For most interventions (70% of all cases), only one climate impact was reported. Of the 89 cases (30% of all cases) for which multiple impacts were reported, only 21 reported trade-offs between climate impact outcomes (i.e., the intervention effect on one impact was negative, or mixed, and a positive effect was reported on another). Notably, 11 of these cases reported trade-offs between effects on water availability and effects on soil erosion, freshwater flooding, or biomass cover; addressing the latter impacts came at the cost of exacerbating reduced water availability. Of these cases, eight (73%) were associated with the establishment of created forests and grasslands in mainland China (Box 3). In contrast, 15 interventions reported positive effects on water availability and other climate impact outcomes, and the majority (13) of these synergies were associated with interventions in natural or semi-natural ecosystems, with just two cases in created ecosystems. The remaining 10 cases reporting trade-offs were either between food production and other impacts (drought, water availability), or between freshwater flooding and soil erosion or water availability.

3.4.2 Effectiveness of nature-based interventions compared to alternative approaches

Few cases (19, 6%) across 14 studies compared the effectiveness of the nature-based intervention with alternative approaches. Of these, just under half (nine) showed the nature-based intervention to be more effective and three showed it to be the same. A few cases showed the effectiveness of the nature-based intervention compared to the alternative approach to be mixed (three), less effective (three), or unclear (two), but in these cases the nature-based intervention was still reported to be effective at reducing the climate impacts assessed. Of the 19 cases, 12 compared the nature-based intervention to engineered approaches, with eight cases showing the nature-based intervention to be more effective. For example, slope revegetation and wetland protection or creation were reported to be more effective at addressing freshwater flooding than engineered approaches such as check dams, artificial water storage alternatives, and buffer tanks (Amini, Ghazvinei, Javan, & Saghafian, 2014; Grygoruk, Mirosław-Świątek, Chrzanowska, & Ignar, 2013). The remaining seven cases compared nature-based interventions with hybrid interventions (the nature-based intervention was as effective in two cases, and less effective in one), rangeland management interventions (the effectiveness comparisons were mixed in all cases), and a fire suppression policy (the nature-based intervention was more effective).

■ **Material shown**
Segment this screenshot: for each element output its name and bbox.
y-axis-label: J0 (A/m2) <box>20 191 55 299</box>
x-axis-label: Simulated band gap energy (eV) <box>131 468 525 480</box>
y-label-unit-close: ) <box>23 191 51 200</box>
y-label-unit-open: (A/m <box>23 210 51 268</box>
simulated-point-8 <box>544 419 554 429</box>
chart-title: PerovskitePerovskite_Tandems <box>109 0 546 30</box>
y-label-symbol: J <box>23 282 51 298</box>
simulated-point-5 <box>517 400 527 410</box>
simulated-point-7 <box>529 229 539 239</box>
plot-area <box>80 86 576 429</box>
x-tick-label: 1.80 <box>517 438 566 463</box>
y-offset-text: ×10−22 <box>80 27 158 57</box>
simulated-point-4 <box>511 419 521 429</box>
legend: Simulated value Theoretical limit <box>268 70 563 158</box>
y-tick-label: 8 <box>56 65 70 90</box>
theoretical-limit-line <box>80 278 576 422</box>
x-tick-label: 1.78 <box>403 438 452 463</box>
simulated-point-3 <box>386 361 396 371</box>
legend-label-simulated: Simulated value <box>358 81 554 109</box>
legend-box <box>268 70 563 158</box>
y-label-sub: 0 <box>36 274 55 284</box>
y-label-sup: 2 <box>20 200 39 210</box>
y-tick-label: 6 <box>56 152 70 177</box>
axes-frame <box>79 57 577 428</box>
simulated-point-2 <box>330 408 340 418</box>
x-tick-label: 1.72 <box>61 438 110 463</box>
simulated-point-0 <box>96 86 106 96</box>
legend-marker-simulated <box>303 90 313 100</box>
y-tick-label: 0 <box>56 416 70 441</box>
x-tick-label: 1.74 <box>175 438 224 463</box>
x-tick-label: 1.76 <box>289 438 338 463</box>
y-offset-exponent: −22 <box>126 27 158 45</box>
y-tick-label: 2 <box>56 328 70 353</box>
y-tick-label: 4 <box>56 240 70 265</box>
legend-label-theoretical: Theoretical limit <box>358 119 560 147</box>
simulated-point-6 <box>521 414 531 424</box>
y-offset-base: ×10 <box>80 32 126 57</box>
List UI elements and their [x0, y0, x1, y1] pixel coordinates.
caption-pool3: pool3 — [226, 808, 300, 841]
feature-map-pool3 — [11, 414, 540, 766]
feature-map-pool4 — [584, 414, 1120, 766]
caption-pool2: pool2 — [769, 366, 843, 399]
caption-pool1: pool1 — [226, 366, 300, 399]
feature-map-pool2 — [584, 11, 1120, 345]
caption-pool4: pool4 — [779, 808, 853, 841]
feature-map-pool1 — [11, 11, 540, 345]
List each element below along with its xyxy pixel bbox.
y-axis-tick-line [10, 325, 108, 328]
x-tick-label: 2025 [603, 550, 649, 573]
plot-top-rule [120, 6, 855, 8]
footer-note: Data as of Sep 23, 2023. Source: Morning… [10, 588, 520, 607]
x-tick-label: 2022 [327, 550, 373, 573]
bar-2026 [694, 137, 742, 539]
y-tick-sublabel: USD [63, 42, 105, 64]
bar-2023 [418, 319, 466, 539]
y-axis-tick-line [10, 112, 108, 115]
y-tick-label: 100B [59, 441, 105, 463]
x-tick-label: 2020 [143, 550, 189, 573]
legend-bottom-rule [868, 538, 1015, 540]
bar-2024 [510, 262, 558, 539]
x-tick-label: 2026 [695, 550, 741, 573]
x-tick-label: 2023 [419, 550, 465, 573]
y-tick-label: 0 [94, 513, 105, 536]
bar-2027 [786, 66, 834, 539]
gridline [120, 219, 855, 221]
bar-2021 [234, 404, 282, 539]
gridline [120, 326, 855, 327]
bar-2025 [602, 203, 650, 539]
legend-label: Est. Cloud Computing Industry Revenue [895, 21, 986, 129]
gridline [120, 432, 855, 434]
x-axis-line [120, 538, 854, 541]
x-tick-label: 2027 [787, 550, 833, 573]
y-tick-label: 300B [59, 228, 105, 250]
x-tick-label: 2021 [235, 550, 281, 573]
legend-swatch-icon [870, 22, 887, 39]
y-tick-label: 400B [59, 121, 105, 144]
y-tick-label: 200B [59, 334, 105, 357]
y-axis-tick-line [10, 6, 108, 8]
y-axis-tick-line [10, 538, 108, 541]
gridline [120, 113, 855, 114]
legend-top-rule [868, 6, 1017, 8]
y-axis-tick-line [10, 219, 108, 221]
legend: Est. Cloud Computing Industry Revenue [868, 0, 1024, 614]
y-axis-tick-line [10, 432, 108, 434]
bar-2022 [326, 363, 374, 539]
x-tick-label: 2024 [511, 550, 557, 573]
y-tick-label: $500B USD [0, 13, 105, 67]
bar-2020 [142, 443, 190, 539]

■ **Written exercise**
Answer these questions using the excerpt on nature-based interventions above:
(a) How many cases reported trade-offs between effects on water availability and effects on soil erosion, freshwater flooding, or biomass cover?
(b) How many cases compared the effectiveness of the nature-based intervention with alternative approaches?
(c) In how many cases was the nature-based intervention more effective than engineered approaches?

■ **Output for this exercise**
(a) 11
(b) 19
(c) 8